WHAT NEEDS TO BE DONE
Lift every line from the entries that includes the word "source".

--- GIVEN DATA ---

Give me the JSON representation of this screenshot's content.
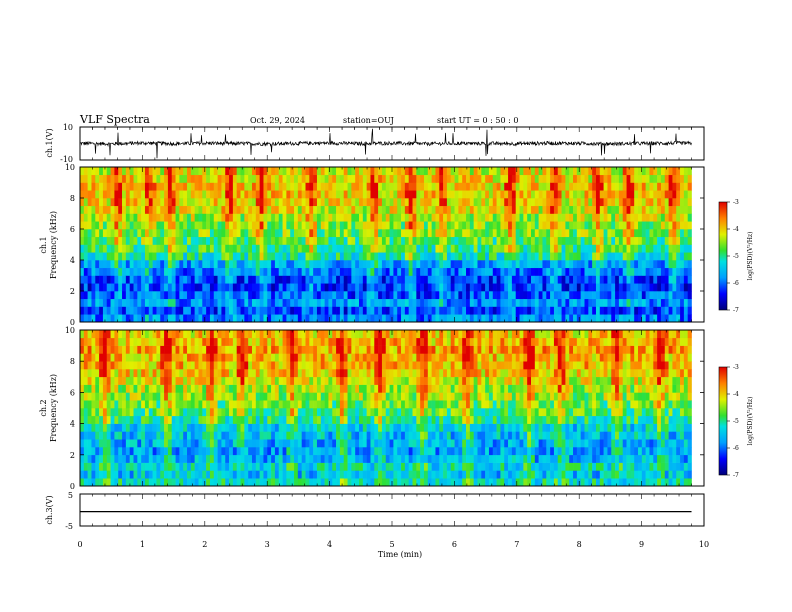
{
  "header": {
    "title": "VLF Spectra",
    "date": "Oct. 29, 2024",
    "station": "station=OUJ",
    "start_ut": "start  UT =   0 : 50 : 0"
  },
  "chart_data": [
    {
      "type": "line",
      "panel": "ch1-voltage",
      "ylabel": "ch.1(V)",
      "ylim": [
        -10,
        10
      ],
      "y_ticks": [
        "10",
        "-10"
      ],
      "xlim": [
        0,
        10
      ],
      "x": [
        0,
        0.5,
        1,
        1.5,
        2,
        2.5,
        3,
        3.5,
        4,
        4.5,
        5,
        5.5,
        6,
        6.5,
        7,
        7.5,
        8,
        8.5,
        9,
        9.5,
        9.8
      ],
      "values": [
        0.1,
        -0.2,
        0.3,
        -0.1,
        0.2,
        0.0,
        -0.2,
        0.1,
        0.3,
        -0.1,
        0.2,
        -0.2,
        0.1,
        0.0,
        -0.1,
        0.2,
        0.1,
        -0.2,
        0.0,
        0.2,
        0.1
      ],
      "color": "#000000"
    },
    {
      "type": "heatmap",
      "panel": "ch1-spectrogram",
      "ylabel_lines": [
        "ch.1",
        "Frequency  (kHz)"
      ],
      "ylim": [
        0,
        10
      ],
      "y_ticks": [
        "0",
        "2",
        "4",
        "6",
        "8",
        "10"
      ],
      "xlim": [
        0,
        10
      ],
      "data_end_min": 9.8,
      "colorbar": {
        "label": "log(PSD)(V²/Hz)",
        "range": [
          -7,
          -3
        ],
        "ticks": [
          "-3",
          "-4",
          "-5",
          "-6",
          "-7"
        ]
      },
      "freq_khz": [
        0.25,
        0.75,
        1.25,
        1.75,
        2.25,
        2.75,
        3.25,
        3.75,
        4.25,
        4.75,
        5.25,
        5.75,
        6.25,
        6.75,
        7.25,
        7.75,
        8.25,
        8.75,
        9.25,
        9.75
      ],
      "mean_log_psd": [
        -5.9,
        -6.2,
        -5.8,
        -6.1,
        -6.3,
        -6.2,
        -5.9,
        -5.7,
        -5.1,
        -4.9,
        -4.8,
        -4.6,
        -4.5,
        -4.4,
        -4.2,
        -4.1,
        -4.0,
        -4.0,
        -4.1,
        -4.2
      ],
      "emission_minutes": [
        0.6,
        1.1,
        1.45,
        2.4,
        2.9,
        3.7,
        4.7,
        5.3,
        5.8,
        6.9,
        7.6,
        8.3,
        8.8,
        9.5
      ]
    },
    {
      "type": "heatmap",
      "panel": "ch2-spectrogram",
      "ylabel_lines": [
        "ch.2",
        "Frequency  (kHz)"
      ],
      "ylim": [
        0,
        10
      ],
      "y_ticks": [
        "0",
        "2",
        "4",
        "6",
        "8",
        "10"
      ],
      "xlim": [
        0,
        10
      ],
      "data_end_min": 9.8,
      "colorbar": {
        "label": "log(PSD)(V²/Hz)",
        "range": [
          -7,
          -3
        ],
        "ticks": [
          "-3",
          "-4",
          "-5",
          "-6",
          "-7"
        ]
      },
      "freq_khz": [
        0.25,
        0.75,
        1.25,
        1.75,
        2.25,
        2.75,
        3.25,
        3.75,
        4.25,
        4.75,
        5.25,
        5.75,
        6.25,
        6.75,
        7.25,
        7.75,
        8.25,
        8.75,
        9.25,
        9.75
      ],
      "mean_log_psd": [
        -5.2,
        -5.5,
        -5.3,
        -5.6,
        -5.7,
        -5.6,
        -5.5,
        -5.4,
        -5.0,
        -4.8,
        -4.7,
        -4.5,
        -4.4,
        -4.2,
        -4.0,
        -3.9,
        -3.9,
        -3.8,
        -3.9,
        -4.0
      ],
      "emission_minutes": [
        0.4,
        1.4,
        2.1,
        2.6,
        3.4,
        4.2,
        4.8,
        5.5,
        6.2,
        7.2,
        7.7,
        8.6,
        9.3
      ]
    },
    {
      "type": "line",
      "panel": "ch3-voltage",
      "ylabel": "ch.3(V)",
      "ylim": [
        -5,
        5
      ],
      "y_ticks": [
        "5",
        "-5"
      ],
      "xlim": [
        0,
        10
      ],
      "x": [
        0,
        9.8
      ],
      "values": [
        -0.5,
        -0.5
      ],
      "xlabel": "Time  (min)",
      "x_ticks": [
        "0",
        "1",
        "2",
        "3",
        "4",
        "5",
        "6",
        "7",
        "8",
        "9",
        "10"
      ],
      "color": "#000000"
    }
  ]
}
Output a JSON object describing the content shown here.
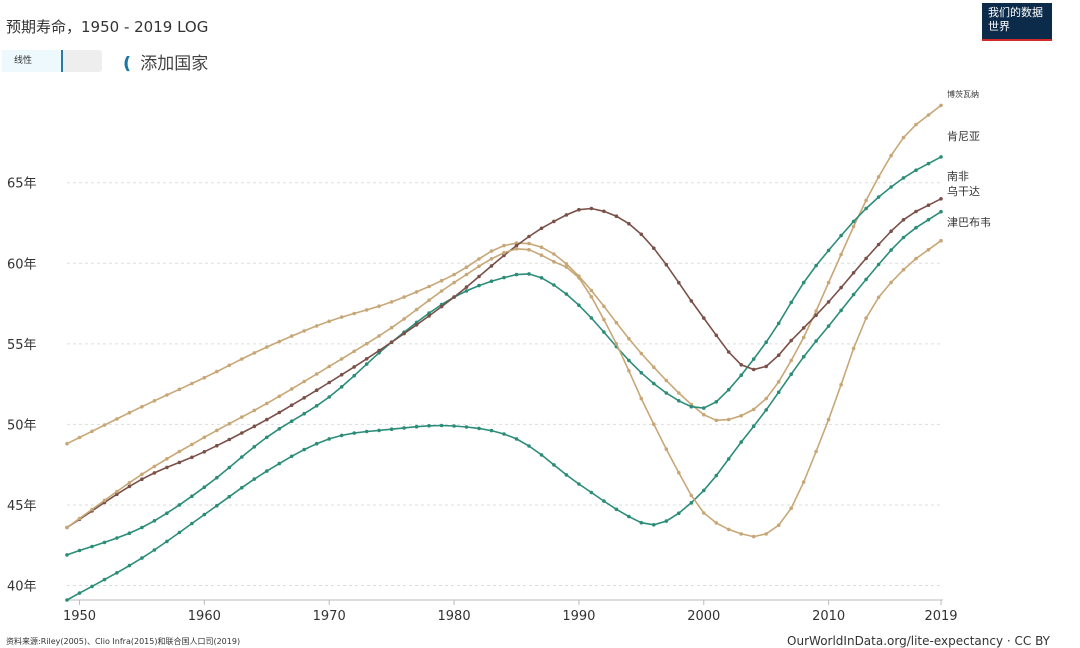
{
  "header": {
    "title": "预期寿命，1950 - 2019 LOG",
    "logo_text": "我们的数据世界",
    "scale_toggle_label": "线性",
    "add_country_label": "添加国家"
  },
  "footer": {
    "source": "资料来源:Riley(2005)、Clio Infra(2015)和联合国人口司(2019)",
    "url": "OurWorldInData.org/lite-expectancy · CC BY"
  },
  "chart_data": {
    "type": "line",
    "title": "预期寿命，1950 - 2019 LOG",
    "xlim": [
      1949,
      2019
    ],
    "ylim": [
      39.1,
      71.5
    ],
    "x_ticks": [
      1950,
      1960,
      1970,
      1980,
      1990,
      2000,
      2010,
      2019
    ],
    "y_ticks": [
      40,
      45,
      50,
      55,
      60,
      65
    ],
    "y_tick_labels": [
      "40年",
      "45年",
      "50年",
      "55年",
      "60年",
      "65年"
    ],
    "grid": true,
    "colors": {
      "gold": "#c8a777",
      "teal": "#2b8d78",
      "brown": "#7a5048",
      "grid": "#dddddd"
    },
    "series": [
      {
        "name": "博茨瓦纳",
        "color": "#c8a777",
        "x": [
          1949,
          1955,
          1960,
          1965,
          1970,
          1975,
          1980,
          1984,
          1987,
          1990,
          1995,
          2000,
          2002,
          2005,
          2008,
          2010,
          2013,
          2016,
          2019
        ],
        "y": [
          48.8,
          51.1,
          52.9,
          54.8,
          56.4,
          57.6,
          59.3,
          61.1,
          61.0,
          59.2,
          54.4,
          50.6,
          50.3,
          51.6,
          55.4,
          58.8,
          63.9,
          67.8,
          69.8
        ]
      },
      {
        "name": "肯尼亚",
        "color": "#2b8d78",
        "x": [
          1949,
          1955,
          1960,
          1965,
          1970,
          1975,
          1980,
          1985,
          1987,
          1990,
          1995,
          1999,
          2001,
          2005,
          2008,
          2010,
          2013,
          2016,
          2019
        ],
        "y": [
          41.9,
          43.6,
          46.1,
          49.2,
          51.7,
          55.1,
          57.9,
          59.3,
          59.1,
          57.4,
          53.2,
          51.1,
          51.4,
          55.1,
          58.8,
          60.8,
          63.4,
          65.3,
          66.6
        ]
      },
      {
        "name": "南非",
        "color": "#7a5048",
        "x": [
          1949,
          1955,
          1960,
          1965,
          1970,
          1975,
          1980,
          1985,
          1988,
          1991,
          1995,
          2000,
          2003,
          2005,
          2007,
          2010,
          2013,
          2016,
          2019
        ],
        "y": [
          43.6,
          46.6,
          48.3,
          50.3,
          52.6,
          55.1,
          57.9,
          61.1,
          62.6,
          63.4,
          61.8,
          56.6,
          53.7,
          53.6,
          55.2,
          57.6,
          60.3,
          62.7,
          64.0
        ]
      },
      {
        "name": "乌干达",
        "color": "#2b8d78",
        "x": [
          1949,
          1955,
          1960,
          1965,
          1970,
          1975,
          1980,
          1985,
          1990,
          1995,
          1997,
          2000,
          2003,
          2005,
          2008,
          2010,
          2013,
          2016,
          2019
        ],
        "y": [
          39.1,
          41.7,
          44.4,
          47.1,
          49.1,
          49.7,
          49.9,
          49.1,
          46.3,
          43.9,
          44.0,
          45.9,
          48.9,
          50.9,
          54.2,
          56.1,
          59.0,
          61.6,
          63.2
        ]
      },
      {
        "name": "津巴布韦",
        "color": "#c8a777",
        "x": [
          1949,
          1955,
          1960,
          1965,
          1970,
          1975,
          1980,
          1985,
          1988,
          1990,
          1993,
          1995,
          1998,
          2000,
          2003,
          2005,
          2007,
          2010,
          2013,
          2016,
          2019
        ],
        "y": [
          43.6,
          46.9,
          49.2,
          51.3,
          53.6,
          56.0,
          58.8,
          60.9,
          60.1,
          59.1,
          55.0,
          51.6,
          47.0,
          44.5,
          43.2,
          43.2,
          44.8,
          50.3,
          56.6,
          59.6,
          61.4
        ]
      }
    ]
  }
}
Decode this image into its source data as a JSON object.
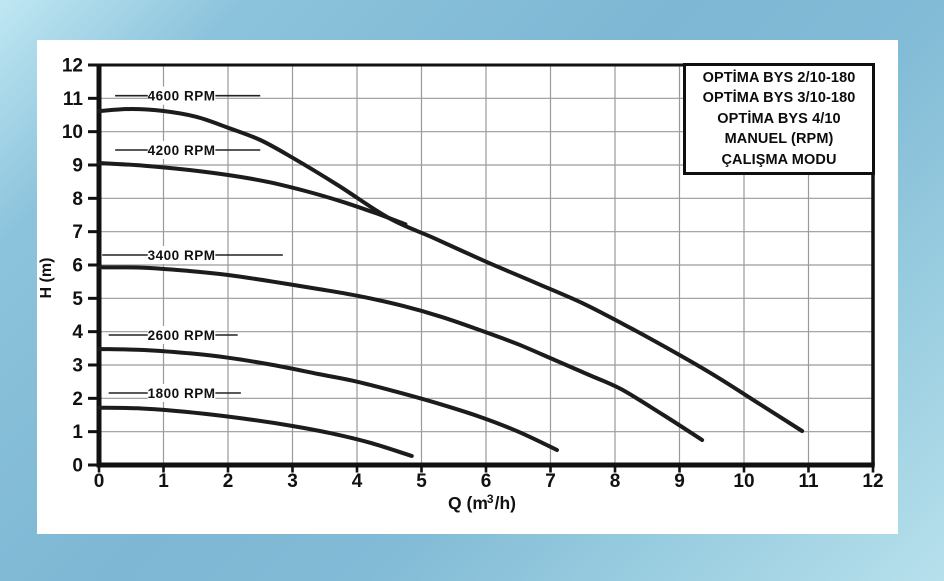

---

ANSWER IN FULL
    "source": "资料来源:Riley(2005)、Clio Infra(2015)和联合国人口司(2019)",
Decode this image into its source data as a JSON object.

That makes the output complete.